Task prompt
Pull out each line of the records holding the string "text".

Records
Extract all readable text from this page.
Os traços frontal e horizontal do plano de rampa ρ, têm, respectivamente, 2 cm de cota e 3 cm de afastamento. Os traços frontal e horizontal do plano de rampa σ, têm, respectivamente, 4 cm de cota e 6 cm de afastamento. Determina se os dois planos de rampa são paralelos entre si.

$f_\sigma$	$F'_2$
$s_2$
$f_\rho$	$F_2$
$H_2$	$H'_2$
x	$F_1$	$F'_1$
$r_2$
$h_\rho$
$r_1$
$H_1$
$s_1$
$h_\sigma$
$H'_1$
--
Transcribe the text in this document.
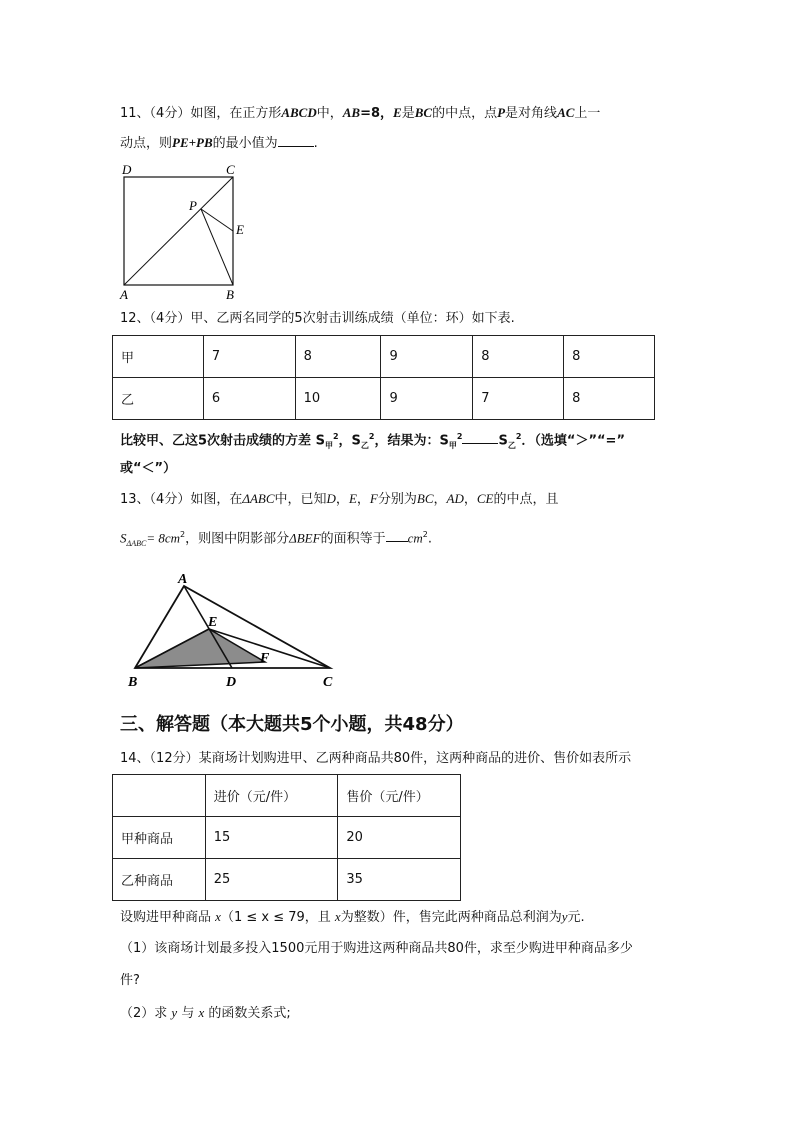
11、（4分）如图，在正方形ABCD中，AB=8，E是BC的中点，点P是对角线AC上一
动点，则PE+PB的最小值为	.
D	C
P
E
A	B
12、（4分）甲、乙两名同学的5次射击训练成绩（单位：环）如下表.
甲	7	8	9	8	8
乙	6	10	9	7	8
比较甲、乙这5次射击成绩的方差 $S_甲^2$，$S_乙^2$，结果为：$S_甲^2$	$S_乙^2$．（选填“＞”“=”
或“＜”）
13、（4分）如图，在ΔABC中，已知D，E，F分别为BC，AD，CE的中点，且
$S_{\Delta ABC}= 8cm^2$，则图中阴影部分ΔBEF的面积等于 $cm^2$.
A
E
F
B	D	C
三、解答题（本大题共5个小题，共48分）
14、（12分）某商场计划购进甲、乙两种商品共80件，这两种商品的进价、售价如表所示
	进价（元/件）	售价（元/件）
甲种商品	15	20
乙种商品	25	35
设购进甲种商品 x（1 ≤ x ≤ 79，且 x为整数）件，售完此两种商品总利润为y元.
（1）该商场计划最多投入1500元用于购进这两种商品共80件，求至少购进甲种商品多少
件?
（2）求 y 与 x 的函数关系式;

Written answer
Extract all readable text from this page.
Transcribe the text in this document.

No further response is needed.